(Written request a) Reproduce the records verbatim, from their first line through the line containing "The exhaust passage 1 is at (1046, 362).".

(Reading passage)
○ ○ ○ ○

The Vaidya solution provides a simple and explicit example of a dynamical horizon [[14], [15], [16]]. In addition, for an appropriate mass function the Vaidya solution provides examples of the transition from the dynamical to isolated horizons. The Vaidya solution admits spherically symmetric marginally trapped surfaces. The existence of non-spherically symmetric dynamical horizons which asymptote to the NEH was discussed in [[1]] where it was shown that if a hypersurface admits a dynamical horizon structure, it is unique. However, if a spacetime has several distinct black holes, it may admit several distinct non-unique dynamical horizons. If one considers dynamical horizons which are also FOTHs (spacelike future outer trapping horizons, SFOTHs), then one can show that if two non-intersecting SFOTHs become tangential in a finite time to the same NEH, then they either coincide or one is contained in the other. However, one cannot rule out the existence of more than one SFOTH which asymptotes to the NEH if they intersect each other repeatedly.

In this paper we will explore the relationship between these surfaces for black holes admitting stationary horizons and NEHs, and for the spherically symmetric dynamical black hole solutions. We will introduce a new surface to study, defined by the requirement that the Ricci and Weyl tensors are more algebraically special on this surface as compared to the rest of the spacetime. This condition will be defined in terms of the vanishing of scalar curvature invariant, which implies that these surfaces are foliation independent. In section 2 we review the discriminant scalar polynomial invariants, and show how they can be used to determine when a spacetime becomes algebraically special. In section 3 we discuss the event horizon for stationary black holes which is a Killing horizon and are detectable by scalar curvature invariants; we posit that these invariants are related to the discriminant invariants. In section 4 we show that other horizons beyond Killing horizons are detectable by invariants, namely the NEHs, WIHs and the dynamical horizon of a spherically symmetric metric. We also discuss how the dynamical horizons of less idealized black hole solutions could be detected using invariants. Motivated by these results we introduce the geometric horizon detection conjectures in section 5. In section 6 we summarize the results and discuss their applications.

○ ○ ○ ○

(Data supplied)
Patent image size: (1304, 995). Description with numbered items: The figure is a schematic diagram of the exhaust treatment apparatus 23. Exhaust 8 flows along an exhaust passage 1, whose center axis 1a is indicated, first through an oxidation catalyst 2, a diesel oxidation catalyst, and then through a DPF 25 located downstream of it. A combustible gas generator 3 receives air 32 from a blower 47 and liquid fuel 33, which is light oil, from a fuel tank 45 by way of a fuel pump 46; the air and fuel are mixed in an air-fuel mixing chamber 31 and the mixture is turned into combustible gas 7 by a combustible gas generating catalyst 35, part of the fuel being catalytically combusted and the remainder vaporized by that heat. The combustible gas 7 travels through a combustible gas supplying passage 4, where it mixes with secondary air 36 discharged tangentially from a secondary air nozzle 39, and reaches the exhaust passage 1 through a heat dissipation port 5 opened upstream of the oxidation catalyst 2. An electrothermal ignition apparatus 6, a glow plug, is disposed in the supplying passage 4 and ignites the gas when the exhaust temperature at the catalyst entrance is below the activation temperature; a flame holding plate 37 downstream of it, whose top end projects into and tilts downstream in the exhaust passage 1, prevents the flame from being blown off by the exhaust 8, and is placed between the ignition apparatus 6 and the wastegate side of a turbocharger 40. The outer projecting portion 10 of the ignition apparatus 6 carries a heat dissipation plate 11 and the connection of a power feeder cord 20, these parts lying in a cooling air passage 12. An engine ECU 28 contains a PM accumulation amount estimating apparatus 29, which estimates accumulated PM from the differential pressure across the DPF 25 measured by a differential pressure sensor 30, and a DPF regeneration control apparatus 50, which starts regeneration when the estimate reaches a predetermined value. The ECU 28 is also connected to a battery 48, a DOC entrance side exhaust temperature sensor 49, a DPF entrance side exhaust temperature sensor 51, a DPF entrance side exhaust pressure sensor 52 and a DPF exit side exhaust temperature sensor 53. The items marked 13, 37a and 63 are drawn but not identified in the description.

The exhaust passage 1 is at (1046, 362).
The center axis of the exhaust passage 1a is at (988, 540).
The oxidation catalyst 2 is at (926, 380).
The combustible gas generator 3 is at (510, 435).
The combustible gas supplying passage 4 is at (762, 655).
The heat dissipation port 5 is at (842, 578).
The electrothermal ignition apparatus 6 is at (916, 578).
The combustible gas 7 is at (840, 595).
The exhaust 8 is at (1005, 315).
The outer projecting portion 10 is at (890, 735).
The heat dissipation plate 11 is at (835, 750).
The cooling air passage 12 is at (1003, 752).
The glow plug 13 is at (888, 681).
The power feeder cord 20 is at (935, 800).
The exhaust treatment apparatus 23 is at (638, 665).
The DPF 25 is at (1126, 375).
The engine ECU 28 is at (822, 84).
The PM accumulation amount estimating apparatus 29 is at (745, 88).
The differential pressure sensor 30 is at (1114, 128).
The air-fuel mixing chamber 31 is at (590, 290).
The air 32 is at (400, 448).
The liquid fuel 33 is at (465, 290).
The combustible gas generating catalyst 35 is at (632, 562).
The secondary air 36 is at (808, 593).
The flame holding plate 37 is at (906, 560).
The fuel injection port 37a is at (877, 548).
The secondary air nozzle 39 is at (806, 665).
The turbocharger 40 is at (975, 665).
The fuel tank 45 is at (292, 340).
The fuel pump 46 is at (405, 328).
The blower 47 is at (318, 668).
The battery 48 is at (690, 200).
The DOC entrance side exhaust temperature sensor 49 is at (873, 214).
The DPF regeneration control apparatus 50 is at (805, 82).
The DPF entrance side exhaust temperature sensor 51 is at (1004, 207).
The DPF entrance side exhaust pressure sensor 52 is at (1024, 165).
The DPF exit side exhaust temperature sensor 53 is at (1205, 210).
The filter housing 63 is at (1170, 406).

○ ○ ○ ○

(Written request b) According to the passage on black hole horizons, why are the new surfaces it introduces foliation independent? Answer in one to three sentences.

(Result a)
Patent image size: (1304, 995). Description with numbered items: The figure is a schematic diagram of the exhaust treatment apparatus 23. Exhaust 8 flows along an exhaust passage 1, whose center axis 1a is indicated, first through an oxidation catalyst 2, a diesel oxidation catalyst, and then through a DPF 25 located downstream of it. A combustible gas generator 3 receives air 32 from a blower 47 and liquid fuel 33, which is light oil, from a fuel tank 45 by way of a fuel pump 46; the air and fuel are mixed in an air-fuel mixing chamber 31 and the mixture is turned into combustible gas 7 by a combustible gas generating catalyst 35, part of the fuel being catalytically combusted and the remainder vaporized by that heat. The combustible gas 7 travels through a combustible gas supplying passage 4, where it mixes with secondary air 36 discharged tangentially from a secondary air nozzle 39, and reaches the exhaust passage 1 through a heat dissipation port 5 opened upstream of the oxidation catalyst 2. An electrothermal ignition apparatus 6, a glow plug, is disposed in the supplying passage 4 and ignites the gas when the exhaust temperature at the catalyst entrance is below the activation temperature; a flame holding plate 37 downstream of it, whose top end projects into and tilts downstream in the exhaust passage 1, prevents the flame from being blown off by the exhaust 8, and is placed between the ignition apparatus 6 and the wastegate side of a turbocharger 40. The outer projecting portion 10 of the ignition apparatus 6 carries a heat dissipation plate 11 and the connection of a power feeder cord 20, these parts lying in a cooling air passage 12. An engine ECU 28 contains a PM accumulation amount estimating apparatus 29, which estimates accumulated PM from the differential pressure across the DPF 25 measured by a differential pressure sensor 30, and a DPF regeneration control apparatus 50, which starts regeneration when the estimate reaches a predetermined value. The ECU 28 is also connected to a battery 48, a DOC entrance side exhaust temperature sensor 49, a DPF entrance side exhaust temperature sensor 51, a DPF entrance side exhaust pressure sensor 52 and a DPF exit side exhaust temperature sensor 53. The items marked 13, 37a and 63 are drawn but not identified in the description.

The exhaust passage 1 is at (1046, 362).

(Result b) The condition that defines these surfaces is expressed through the vanishing of a scalar curvature invariant, and the passage states that this makes them foliation independent. The surfaces are the ones on which the Ricci and Weyl tensors are more algebraically special than in the rest of the spacetime.